--- Start Dataset rows ---

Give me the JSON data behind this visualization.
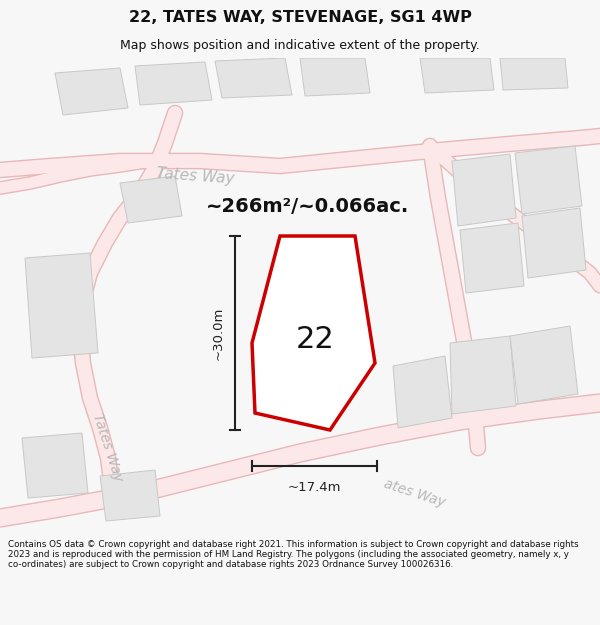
{
  "title": "22, TATES WAY, STEVENAGE, SG1 4WP",
  "subtitle": "Map shows position and indicative extent of the property.",
  "area_text": "~266m²/~0.066ac.",
  "label_22": "22",
  "dim_width": "~17.4m",
  "dim_height": "~30.0m",
  "footer": "Contains OS data © Crown copyright and database right 2021. This information is subject to Crown copyright and database rights 2023 and is reproduced with the permission of HM Land Registry. The polygons (including the associated geometry, namely x, y co-ordinates) are subject to Crown copyright and database rights 2023 Ordnance Survey 100026316.",
  "bg_color": "#f7f7f7",
  "map_bg": "#ffffff",
  "road_fill": "#fce8e8",
  "road_edge": "#e8b8b8",
  "building_fill": "#e4e4e4",
  "building_edge": "#c8c8c8",
  "plot_fill": "#ffffff",
  "plot_stroke": "#cc0000",
  "dim_color": "#222222",
  "street_label_color": "#b8b8b8",
  "title_color": "#111111",
  "footer_color": "#111111",
  "area_color": "#111111",
  "title_fontsize": 11.5,
  "subtitle_fontsize": 9.0,
  "area_fontsize": 14,
  "label22_fontsize": 22,
  "dim_fontsize": 9.5,
  "street_fontsize": 11,
  "footer_fontsize": 6.3
}
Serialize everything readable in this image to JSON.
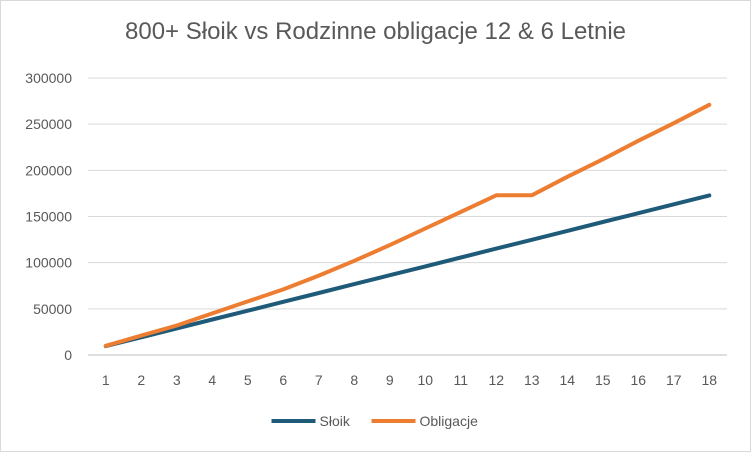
{
  "chart_data": {
    "type": "line",
    "title": "800+ Słoik vs Rodzinne obligacje 12 & 6 Letnie",
    "xlabel": "",
    "ylabel": "",
    "categories": [
      "1",
      "2",
      "3",
      "4",
      "5",
      "6",
      "7",
      "8",
      "9",
      "10",
      "11",
      "12",
      "13",
      "14",
      "15",
      "16",
      "17",
      "18"
    ],
    "y_ticks": [
      "0",
      "50000",
      "100000",
      "150000",
      "200000",
      "250000",
      "300000"
    ],
    "ylim": [
      0,
      300000
    ],
    "grid": true,
    "legend": "bottom",
    "series": [
      {
        "name": "Słoik",
        "color": "#1f5b79",
        "values": [
          9600,
          19200,
          28800,
          38400,
          48000,
          57600,
          67200,
          76800,
          86400,
          96000,
          105600,
          115200,
          124800,
          134400,
          144000,
          153600,
          163200,
          172800
        ]
      },
      {
        "name": "Obligacje",
        "color": "#ed7d31",
        "values": [
          10000,
          21000,
          32000,
          45000,
          58000,
          71000,
          86000,
          102000,
          119000,
          137000,
          155000,
          173000,
          173000,
          193000,
          212000,
          232000,
          251000,
          271000
        ]
      }
    ]
  }
}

--- End Dataset rows ---

What you are asked to do —
Transcribe the full listing character for character. Pictures are excluded.

Full output —
Give me the JSON data behind this visualization.
{
  "title": "22, TATES WAY, STEVENAGE, SG1 4WP",
  "subtitle": "Map shows position and indicative extent of the property.",
  "area_text": "~266m²/~0.066ac.",
  "label_22": "22",
  "dim_width": "~17.4m",
  "dim_height": "~30.0m",
  "footer": "Contains OS data © Crown copyright and database right 2021. This information is subject to Crown copyright and database rights 2023 and is reproduced with the permission of HM Land Registry. The polygons (including the associated geometry, namely x, y co-ordinates) are subject to Crown copyright and database rights 2023 Ordnance Survey 100026316.",
  "bg_color": "#f7f7f7",
  "map_bg": "#ffffff",
  "road_fill": "#fce8e8",
  "road_edge": "#e8b8b8",
  "building_fill": "#e4e4e4",
  "building_edge": "#c8c8c8",
  "plot_fill": "#ffffff",
  "plot_stroke": "#cc0000",
  "dim_color": "#222222",
  "street_label_color": "#b8b8b8",
  "title_color": "#111111",
  "footer_color": "#111111",
  "area_color": "#111111",
  "title_fontsize": 11.5,
  "subtitle_fontsize": 9.0,
  "area_fontsize": 14,
  "label22_fontsize": 22,
  "dim_fontsize": 9.5,
  "street_fontsize": 11,
  "footer_fontsize": 6.3
}
Serialize everything readable in this image to JSON.
{
  "chart_data": {
    "type": "line",
    "title": "800+ Słoik vs Rodzinne obligacje 12 & 6 Letnie",
    "xlabel": "",
    "ylabel": "",
    "categories": [
      "1",
      "2",
      "3",
      "4",
      "5",
      "6",
      "7",
      "8",
      "9",
      "10",
      "11",
      "12",
      "13",
      "14",
      "15",
      "16",
      "17",
      "18"
    ],
    "y_ticks": [
      "0",
      "50000",
      "100000",
      "150000",
      "200000",
      "250000",
      "300000"
    ],
    "ylim": [
      0,
      300000
    ],
    "grid": true,
    "legend": "bottom",
    "series": [
      {
        "name": "Słoik",
        "color": "#1f5b79",
        "values": [
          9600,
          19200,
          28800,
          38400,
          48000,
          57600,
          67200,
          76800,
          86400,
          96000,
          105600,
          115200,
          124800,
          134400,
          144000,
          153600,
          163200,
          172800
        ]
      },
      {
        "name": "Obligacje",
        "color": "#ed7d31",
        "values": [
          10000,
          21000,
          32000,
          45000,
          58000,
          71000,
          86000,
          102000,
          119000,
          137000,
          155000,
          173000,
          173000,
          193000,
          212000,
          232000,
          251000,
          271000
        ]
      }
    ]
  }
}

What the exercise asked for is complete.